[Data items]
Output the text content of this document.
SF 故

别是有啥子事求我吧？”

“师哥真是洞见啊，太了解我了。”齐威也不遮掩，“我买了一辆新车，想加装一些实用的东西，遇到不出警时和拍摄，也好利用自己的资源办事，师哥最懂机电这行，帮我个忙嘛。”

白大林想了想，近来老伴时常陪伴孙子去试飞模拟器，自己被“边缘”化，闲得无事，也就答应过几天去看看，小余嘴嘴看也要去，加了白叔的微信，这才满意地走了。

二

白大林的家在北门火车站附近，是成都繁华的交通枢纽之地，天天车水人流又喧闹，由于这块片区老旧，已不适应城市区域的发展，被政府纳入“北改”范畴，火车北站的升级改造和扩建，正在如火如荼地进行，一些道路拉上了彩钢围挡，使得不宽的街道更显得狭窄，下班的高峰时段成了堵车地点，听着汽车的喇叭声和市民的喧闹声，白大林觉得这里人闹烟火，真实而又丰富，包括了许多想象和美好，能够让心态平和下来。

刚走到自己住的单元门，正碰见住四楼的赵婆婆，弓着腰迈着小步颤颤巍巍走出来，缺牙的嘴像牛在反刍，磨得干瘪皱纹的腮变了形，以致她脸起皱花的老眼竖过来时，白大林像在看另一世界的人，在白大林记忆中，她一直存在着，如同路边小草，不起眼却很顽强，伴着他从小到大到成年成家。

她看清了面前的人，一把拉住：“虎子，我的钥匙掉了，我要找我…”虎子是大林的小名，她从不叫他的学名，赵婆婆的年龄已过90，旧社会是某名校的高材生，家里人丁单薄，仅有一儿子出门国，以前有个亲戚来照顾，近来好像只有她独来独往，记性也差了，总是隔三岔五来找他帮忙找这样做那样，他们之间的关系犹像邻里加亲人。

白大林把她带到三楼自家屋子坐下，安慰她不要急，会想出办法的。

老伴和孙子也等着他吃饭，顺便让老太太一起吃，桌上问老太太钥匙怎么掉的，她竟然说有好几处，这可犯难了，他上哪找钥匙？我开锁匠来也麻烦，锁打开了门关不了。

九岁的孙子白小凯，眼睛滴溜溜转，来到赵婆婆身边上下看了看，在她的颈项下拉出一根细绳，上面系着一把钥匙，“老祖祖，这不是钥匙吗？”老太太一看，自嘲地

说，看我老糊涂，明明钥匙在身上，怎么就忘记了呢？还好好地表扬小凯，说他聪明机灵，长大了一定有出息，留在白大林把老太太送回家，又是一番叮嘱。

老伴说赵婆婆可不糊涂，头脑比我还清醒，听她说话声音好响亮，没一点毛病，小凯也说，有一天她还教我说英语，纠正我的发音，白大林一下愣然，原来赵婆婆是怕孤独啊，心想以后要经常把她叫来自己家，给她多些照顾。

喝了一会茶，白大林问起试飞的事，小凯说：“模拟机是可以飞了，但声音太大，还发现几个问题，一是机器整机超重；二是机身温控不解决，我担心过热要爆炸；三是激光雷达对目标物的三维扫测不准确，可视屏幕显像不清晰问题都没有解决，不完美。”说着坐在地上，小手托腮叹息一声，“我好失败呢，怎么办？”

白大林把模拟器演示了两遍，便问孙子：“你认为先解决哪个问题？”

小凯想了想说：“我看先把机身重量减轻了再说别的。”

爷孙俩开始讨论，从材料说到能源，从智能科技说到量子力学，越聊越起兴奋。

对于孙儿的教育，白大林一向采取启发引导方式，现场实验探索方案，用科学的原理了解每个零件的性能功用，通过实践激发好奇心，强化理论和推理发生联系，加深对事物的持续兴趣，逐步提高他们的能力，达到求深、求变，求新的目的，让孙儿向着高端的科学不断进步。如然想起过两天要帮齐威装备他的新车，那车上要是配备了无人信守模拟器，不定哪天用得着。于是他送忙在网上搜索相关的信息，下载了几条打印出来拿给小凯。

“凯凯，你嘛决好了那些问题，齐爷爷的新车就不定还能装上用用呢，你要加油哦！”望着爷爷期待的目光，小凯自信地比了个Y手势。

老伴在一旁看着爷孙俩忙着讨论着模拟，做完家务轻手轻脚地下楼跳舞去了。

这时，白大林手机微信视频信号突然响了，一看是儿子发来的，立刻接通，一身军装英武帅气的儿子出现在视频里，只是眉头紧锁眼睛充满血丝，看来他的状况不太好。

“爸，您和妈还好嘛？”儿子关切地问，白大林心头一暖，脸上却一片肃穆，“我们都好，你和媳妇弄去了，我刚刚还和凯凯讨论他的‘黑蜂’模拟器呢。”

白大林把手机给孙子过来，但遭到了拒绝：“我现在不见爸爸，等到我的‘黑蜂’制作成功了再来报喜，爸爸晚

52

• To be done: Reproduce the full listing word for word.

• Solved problem:
Output the text content of this document.
SF 故

别是有啥子事求我吧？”

“师哥真是洞见啊，太了解我了。”齐威也不遮掩，“我买了一辆新车，想加装一些实用的东西，遇到不出警时和拍摄，也好利用自己的资源办事，师哥最懂机电这行，帮我个忙嘛。”

白大林想了想，近来老伴时常陪伴孙子去试飞模拟器，自己被“边缘”化，闲得无事，也就答应过几天去看看，小余嘴嘴看也要去，加了白叔的微信，这才满意地走了。

二

白大林的家在北门火车站附近，是成都繁华的交通枢纽之地，天天车水人流又喧闹，由于这块片区老旧，已不适应城市区域的发展，被政府纳入“北改”范畴，火车北站的升级改造和扩建，正在如火如荼地进行，一些道路拉上了彩钢围挡，使得不宽的街道更显得狭窄，下班的高峰时段成了堵车地点，听着汽车的喇叭声和市民的喧闹声，白大林觉得这里人闹烟火，真实而又丰富，包括了许多想象和美好，能够让心态平和下来。

刚走到自己住的单元门，正碰见住四楼的赵婆婆，弓着腰迈着小步颤颤巍巍走出来，缺牙的嘴像牛在反刍，磨得干瘪皱纹的腮变了形，以致她脸起皱花的老眼竖过来时，白大林像在看另一世界的人，在白大林记忆中，她一直存在着，如同路边小草，不起眼却很顽强，伴着他从小到大到成年成家。

她看清了面前的人，一把拉住：“虎子，我的钥匙掉了，我要找我…”虎子是大林的小名，她从不叫他的学名，赵婆婆的年龄已过90，旧社会是某名校的高材生，家里人丁单薄，仅有一儿子出门国，以前有个亲戚来照顾，近来好像只有她独来独往，记性也差了，总是隔三岔五来找他帮忙找这样做那样，他们之间的关系犹像邻里加亲人。

白大林把她带到三楼自家屋子坐下，安慰她不要急，会想出办法的。

老伴和孙子也等着他吃饭，顺便让老太太一起吃，桌上问老太太钥匙怎么掉的，她竟然说有好几处，这可犯难了，他上哪找钥匙？我开锁匠来也麻烦，锁打开了门关不了。

九岁的孙子白小凯，眼睛滴溜溜转，来到赵婆婆身边上下看了看，在她的颈项下拉出一根细绳，上面系着一把钥匙，“老祖祖，这不是钥匙吗？”老太太一看，自嘲地

说，看我老糊涂，明明钥匙在身上，怎么就忘记了呢？还好好地表扬小凯，说他聪明机灵，长大了一定有出息，留在白大林把老太太送回家，又是一番叮嘱。

老伴说赵婆婆可不糊涂，头脑比我还清醒，听她说话声音好响亮，没一点毛病，小凯也说，有一天她还教我说英语，纠正我的发音，白大林一下愣然，原来赵婆婆是怕孤独啊，心想以后要经常把她叫来自己家，给她多些照顾。

喝了一会茶，白大林问起试飞的事，小凯说：“模拟机是可以飞了，但声音太大，还发现几个问题，一是机器整机超重；二是机身温控不解决，我担心过热要爆炸；三是激光雷达对目标物的三维扫测不准确，可视屏幕显像不清晰问题都没有解决，不完美。”说着坐在地上，小手托腮叹息一声，“我好失败呢，怎么办？”

白大林把模拟器演示了两遍，便问孙子：“你认为先解决哪个问题？”

小凯想了想说：“我看先把机身重量减轻了再说别的。”

爷孙俩开始讨论，从材料说到能源，从智能科技说到量子力学，越聊越起兴奋。

对于孙儿的教育，白大林一向采取启发引导方式，现场实验探索方案，用科学的原理了解每个零件的性能功用，通过实践激发好奇心，强化理论和推理发生联系，加深对事物的持续兴趣，逐步提高他们的能力，达到求深、求变，求新的目的，让孙儿向着高端的科学不断进步。如然想起过两天要帮齐威装备他的新车，那车上要是配备了无人信守模拟器，不定哪天用得着。于是他送忙在网上搜索相关的信息，下载了几条打印出来拿给小凯。

“凯凯，你嘛决好了那些问题，齐爷爷的新车就不定还能装上用用呢，你要加油哦！”望着爷爷期待的目光，小凯自信地比了个Y手势。

老伴在一旁看着爷孙俩忙着讨论着模拟，做完家务轻手轻脚地下楼跳舞去了。

这时，白大林手机微信视频信号突然响了，一看是儿子发来的，立刻接通，一身军装英武帅气的儿子出现在视频里，只是眉头紧锁眼睛充满血丝，看来他的状况不太好。

“爸，您和妈还好嘛？”儿子关切地问，白大林心头一暖，脸上却一片肃穆，“我们都好，你和媳妇弄去了，我刚刚还和凯凯讨论他的‘黑蜂’模拟器呢。”

白大林把手机给孙子过来，但遭到了拒绝：“我现在不见爸爸，等到我的‘黑蜂’制作成功了再来报喜，爸爸晚

52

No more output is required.